**Aim of the exercise**
Change every "Patent image size" to "Drawing size" throughout the records below and write them out again with nothing else altered. Leave the pictures out.

(Collection entries)
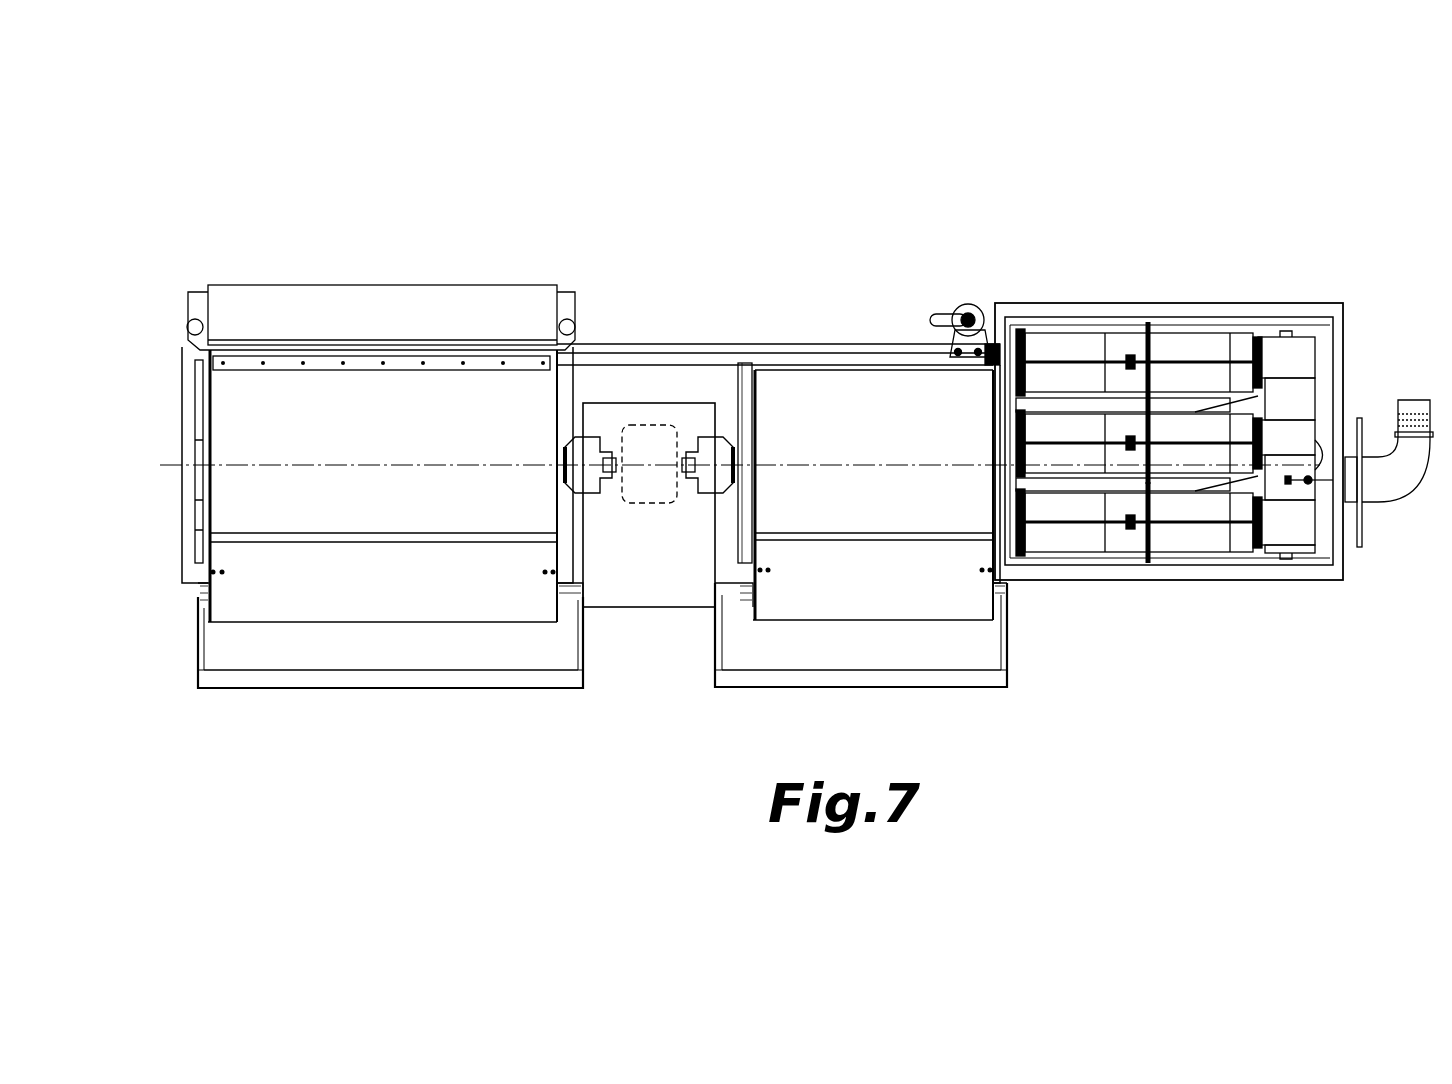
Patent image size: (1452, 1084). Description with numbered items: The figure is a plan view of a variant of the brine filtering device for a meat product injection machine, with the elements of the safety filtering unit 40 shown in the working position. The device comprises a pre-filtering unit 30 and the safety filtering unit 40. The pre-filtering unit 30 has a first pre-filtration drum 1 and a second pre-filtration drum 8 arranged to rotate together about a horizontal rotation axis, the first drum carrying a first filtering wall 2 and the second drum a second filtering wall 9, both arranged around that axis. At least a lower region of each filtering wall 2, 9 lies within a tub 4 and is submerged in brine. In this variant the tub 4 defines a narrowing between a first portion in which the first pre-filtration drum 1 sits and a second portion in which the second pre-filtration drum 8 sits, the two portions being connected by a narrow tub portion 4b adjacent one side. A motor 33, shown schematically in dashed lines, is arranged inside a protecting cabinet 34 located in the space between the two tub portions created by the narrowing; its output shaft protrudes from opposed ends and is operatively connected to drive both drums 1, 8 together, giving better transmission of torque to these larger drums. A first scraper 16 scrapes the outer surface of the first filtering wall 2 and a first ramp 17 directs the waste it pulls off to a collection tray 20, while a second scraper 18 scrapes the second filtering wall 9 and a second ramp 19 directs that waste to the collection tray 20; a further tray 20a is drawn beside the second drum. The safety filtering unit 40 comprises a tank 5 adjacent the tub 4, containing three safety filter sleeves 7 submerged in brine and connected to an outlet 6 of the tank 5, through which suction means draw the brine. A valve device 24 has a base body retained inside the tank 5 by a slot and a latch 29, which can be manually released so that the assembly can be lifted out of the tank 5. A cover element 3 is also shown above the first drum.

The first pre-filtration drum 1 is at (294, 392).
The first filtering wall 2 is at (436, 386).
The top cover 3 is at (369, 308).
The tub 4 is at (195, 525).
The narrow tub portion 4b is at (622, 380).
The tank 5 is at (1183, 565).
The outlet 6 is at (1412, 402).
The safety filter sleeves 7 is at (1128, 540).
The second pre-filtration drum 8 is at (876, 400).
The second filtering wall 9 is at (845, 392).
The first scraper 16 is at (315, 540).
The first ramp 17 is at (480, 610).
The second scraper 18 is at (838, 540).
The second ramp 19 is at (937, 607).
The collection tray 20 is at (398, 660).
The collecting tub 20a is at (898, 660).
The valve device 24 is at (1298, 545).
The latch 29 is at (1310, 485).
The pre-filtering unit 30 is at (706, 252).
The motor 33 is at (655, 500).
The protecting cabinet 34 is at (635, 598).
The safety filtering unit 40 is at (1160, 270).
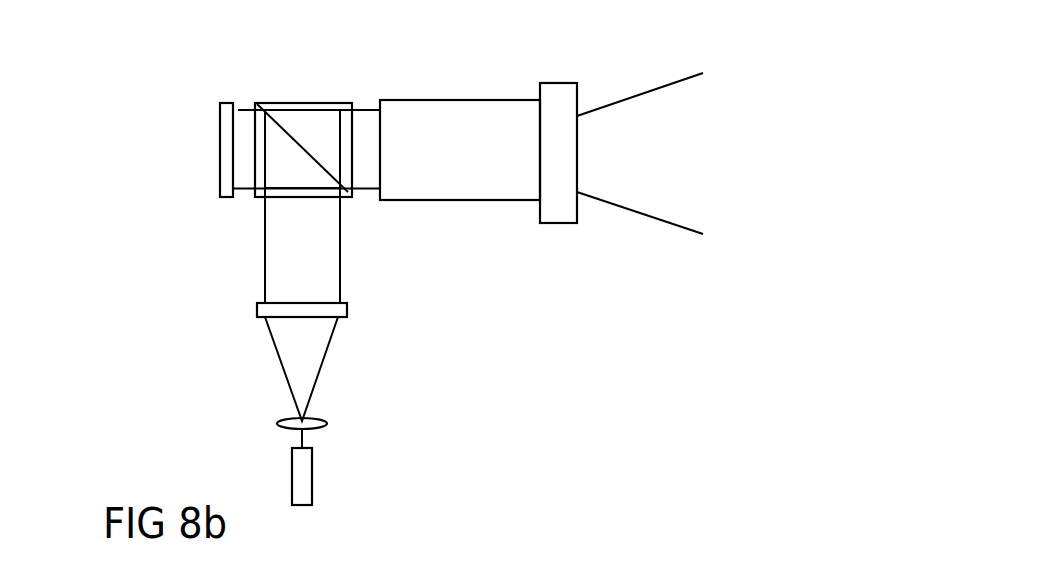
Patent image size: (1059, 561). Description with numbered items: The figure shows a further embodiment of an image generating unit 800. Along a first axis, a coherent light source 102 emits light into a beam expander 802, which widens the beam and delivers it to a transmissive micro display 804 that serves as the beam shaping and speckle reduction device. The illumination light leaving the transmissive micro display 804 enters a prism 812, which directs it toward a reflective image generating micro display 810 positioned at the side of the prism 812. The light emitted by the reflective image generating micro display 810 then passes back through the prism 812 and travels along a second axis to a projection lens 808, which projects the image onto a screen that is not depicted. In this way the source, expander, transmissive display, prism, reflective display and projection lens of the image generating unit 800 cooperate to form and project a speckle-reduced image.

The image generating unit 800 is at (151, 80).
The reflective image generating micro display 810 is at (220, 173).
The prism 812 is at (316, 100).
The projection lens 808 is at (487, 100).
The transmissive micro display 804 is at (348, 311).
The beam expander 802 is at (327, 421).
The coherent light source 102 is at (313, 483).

**Right answer**
Drawing size: (1452, 1084). Description with numbered items: The figure is a plan view of a variant of the brine filtering device for a meat product injection machine, with the elements of the safety filtering unit 40 shown in the working position. The device comprises a pre-filtering unit 30 and the safety filtering unit 40. The pre-filtering unit 30 has a first pre-filtration drum 1 and a second pre-filtration drum 8 arranged to rotate together about a horizontal rotation axis, the first drum carrying a first filtering wall 2 and the second drum a second filtering wall 9, both arranged around that axis. At least a lower region of each filtering wall 2, 9 lies within a tub 4 and is submerged in brine. In this variant the tub 4 defines a narrowing between a first portion in which the first pre-filtration drum 1 sits and a second portion in which the second pre-filtration drum 8 sits, the two portions being connected by a narrow tub portion 4b adjacent one side. A motor 33, shown schematically in dashed lines, is arranged inside a protecting cabinet 34 located in the space between the two tub portions created by the narrowing; its output shaft protrudes from opposed ends and is operatively connected to drive both drums 1, 8 together, giving better transmission of torque to these larger drums. A first scraper 16 scrapes the outer surface of the first filtering wall 2 and a first ramp 17 directs the waste it pulls off to a collection tray 20, while a second scraper 18 scrapes the second filtering wall 9 and a second ramp 19 directs that waste to the collection tray 20; a further tray 20a is drawn beside the second drum. The safety filtering unit 40 comprises a tank 5 adjacent the tub 4, containing three safety filter sleeves 7 submerged in brine and connected to an outlet 6 of the tank 5, through which suction means draw the brine. A valve device 24 has a base body retained inside the tank 5 by a slot and a latch 29, which can be manually released so that the assembly can be lifted out of the tank 5. A cover element 3 is also shown above the first drum.

The first pre-filtration drum 1 is at (294, 392).
The first filtering wall 2 is at (436, 386).
The top cover 3 is at (369, 308).
The tub 4 is at (195, 525).
The narrow tub portion 4b is at (622, 380).
The tank 5 is at (1183, 565).
The outlet 6 is at (1412, 402).
The safety filter sleeves 7 is at (1128, 540).
The second pre-filtration drum 8 is at (876, 400).
The second filtering wall 9 is at (845, 392).
The first scraper 16 is at (315, 540).
The first ramp 17 is at (480, 610).
The second scraper 18 is at (838, 540).
The second ramp 19 is at (937, 607).
The collection tray 20 is at (398, 660).
The collecting tub 20a is at (898, 660).
The valve device 24 is at (1298, 545).
The latch 29 is at (1310, 485).
The pre-filtering unit 30 is at (706, 252).
The motor 33 is at (655, 500).
The protecting cabinet 34 is at (635, 598).
The safety filtering unit 40 is at (1160, 270).
Drawing size: (1059, 561). Description with numbered items: The figure shows a further embodiment of an image generating unit 800. Along a first axis, a coherent light source 102 emits light into a beam expander 802, which widens the beam and delivers it to a transmissive micro display 804 that serves as the beam shaping and speckle reduction device. The illumination light leaving the transmissive micro display 804 enters a prism 812, which directs it toward a reflective image generating micro display 810 positioned at the side of the prism 812. The light emitted by the reflective image generating micro display 810 then passes back through the prism 812 and travels along a second axis to a projection lens 808, which projects the image onto a screen that is not depicted. In this way the source, expander, transmissive display, prism, reflective display and projection lens of the image generating unit 800 cooperate to form and project a speckle-reduced image.

The image generating unit 800 is at (151, 80).
The reflective image generating micro display 810 is at (220, 173).
The prism 812 is at (316, 100).
The projection lens 808 is at (487, 100).
The transmissive micro display 804 is at (348, 311).
The beam expander 802 is at (327, 421).
The coherent light source 102 is at (313, 483).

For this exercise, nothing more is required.